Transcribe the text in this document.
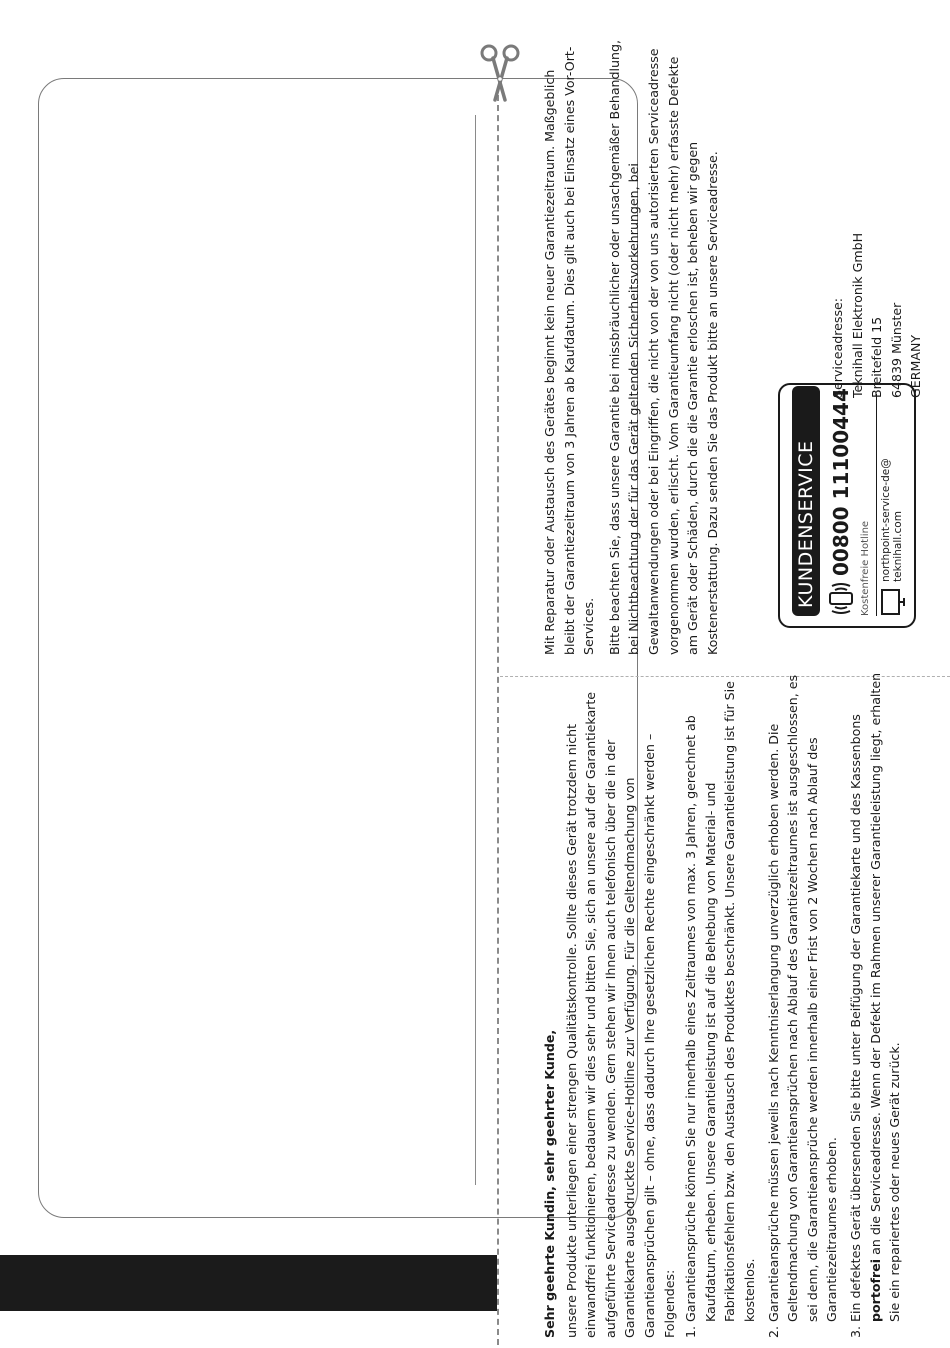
Sehr geehrte Kundin, sehr geehrter Kunde, unsere Produkte unterliegen einer strengen Qualitätskontrolle. Sollte dieses Gerät trotzdem nicht einwandfrei funktionieren, bedauern wir dies sehr und bitten Sie, sich an unsere auf der Garantiekarte aufgeführte Serviceadresse zu wenden. Gern stehen wir Ihnen auch telefonisch über die in der Garantiekarte ausgedruckte Service-Hotline zur Verfügung. Für die Geltendmachung von Garantieansprüchen gilt – ohne, dass dadurch Ihre gesetzlichen Rechte eingeschränkt werden – Folgendes: 1. Garantieansprüche können Sie nur innerhalb eines Zeitraumes von max. 3 Jahren, gerechnet ab Kaufdatum, erheben. Unsere Garantieleistung ist auf die Behebung von Material- und Fabrikationsfehlern bzw. den Austausch des Produktes beschränkt. Unsere Garantieleistung ist für Sie kostenlos. 2. Garantieansprüche müssen jeweils nach Kenntniserlangung unverzüglich erhoben werden. Die Geltendmachung von Garantieansprüchen nach Ablauf des Garantiezeitraumes ist ausgeschlossen, es sei denn, die Garantieansprüche werden innerhalb einer Frist von 2 Wochen nach Ablauf des Garantiezeitraumes erhoben. 3. Ein defektes Gerät übersenden Sie bitte unter Beifügung der Garantiekarte und des Kassenbons portofrei an die Serviceadresse. Wenn der Defekt im Rahmen unserer Garantieleistung liegt, erhalten Sie ein repariertes oder neues Gerät zurück.

Mit Reparatur oder Austausch des Gerätes beginnt kein neuer Garantiezeitraum. Maßgeblich bleibt der Garantiezeitraum von 3 Jahren ab Kaufdatum. Dies gilt auch bei Einsatz eines Vor-Ort-Services. Bitte beachten Sie, dass unsere Garantie bei missbräuchlicher oder unsachgemäßer Behandlung, bei Nichtbeachtung der für das Gerät geltenden Sicherheitsvorkehrungen, bei Gewaltanwendungen oder bei Eingriffen, die nicht von der von uns autorisierten Serviceadresse vorgenommen wurden, erlischt. Vom Garantieumfang nicht (oder nicht mehr) erfasste Defekte am Gerät oder Schäden, durch die die Garantie erloschen ist, beheben wir gegen Kostenerstattung. Dazu senden Sie das Produkt bitte an unsere Serviceadresse.	KUNDENSERVICE 00800 11100444 Kostenfreie Hotline northpoint-service-de@
teknihall.com
Serviceadresse: Teknihall Elektronik GmbH Breitefeld 15 64839 Münster GERMANY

::::::

Exercise description: Print, word for word, every entry shown above; the pictures stay out.

Answer to the exercise:
Transcribe the text in this document.
Sehr geehrte Kundin, sehr geehrter Kunde, unsere Produkte unterliegen einer strengen Qualitätskontrolle. Sollte dieses Gerät trotzdem nicht einwandfrei funktionieren, bedauern wir dies sehr und bitten Sie, sich an unsere auf der Garantiekarte aufgeführte Serviceadresse zu wenden. Gern stehen wir Ihnen auch telefonisch über die in der Garantiekarte ausgedruckte Service-Hotline zur Verfügung. Für die Geltendmachung von Garantieansprüchen gilt – ohne, dass dadurch Ihre gesetzlichen Rechte eingeschränkt werden – Folgendes: 1. Garantieansprüche können Sie nur innerhalb eines Zeitraumes von max. 3 Jahren, gerechnet ab Kaufdatum, erheben. Unsere Garantieleistung ist auf die Behebung von Material- und Fabrikationsfehlern bzw. den Austausch des Produktes beschränkt. Unsere Garantieleistung ist für Sie kostenlos. 2. Garantieansprüche müssen jeweils nach Kenntniserlangung unverzüglich erhoben werden. Die Geltendmachung von Garantieansprüchen nach Ablauf des Garantiezeitraumes ist ausgeschlossen, es sei denn, die Garantieansprüche werden innerhalb einer Frist von 2 Wochen nach Ablauf des Garantiezeitraumes erhoben. 3. Ein defektes Gerät übersenden Sie bitte unter Beifügung der Garantiekarte und des Kassenbons portofrei an die Serviceadresse. Wenn der Defekt im Rahmen unserer Garantieleistung liegt, erhalten Sie ein repariertes oder neues Gerät zurück.

Mit Reparatur oder Austausch des Gerätes beginnt kein neuer Garantiezeitraum. Maßgeblich bleibt der Garantiezeitraum von 3 Jahren ab Kaufdatum. Dies gilt auch bei Einsatz eines Vor-Ort-Services. Bitte beachten Sie, dass unsere Garantie bei missbräuchlicher oder unsachgemäßer Behandlung, bei Nichtbeachtung der für das Gerät geltenden Sicherheitsvorkehrungen, bei Gewaltanwendungen oder bei Eingriffen, die nicht von der von uns autorisierten Serviceadresse vorgenommen wurden, erlischt. Vom Garantieumfang nicht (oder nicht mehr) erfasste Defekte am Gerät oder Schäden, durch die die Garantie erloschen ist, beheben wir gegen Kostenerstattung. Dazu senden Sie das Produkt bitte an unsere Serviceadresse.	KUNDENSERVICE 00800 11100444 Kostenfreie Hotline northpoint-service-de@
teknihall.com
Serviceadresse: Teknihall Elektronik GmbH Breitefeld 15 64839 Münster GERMANY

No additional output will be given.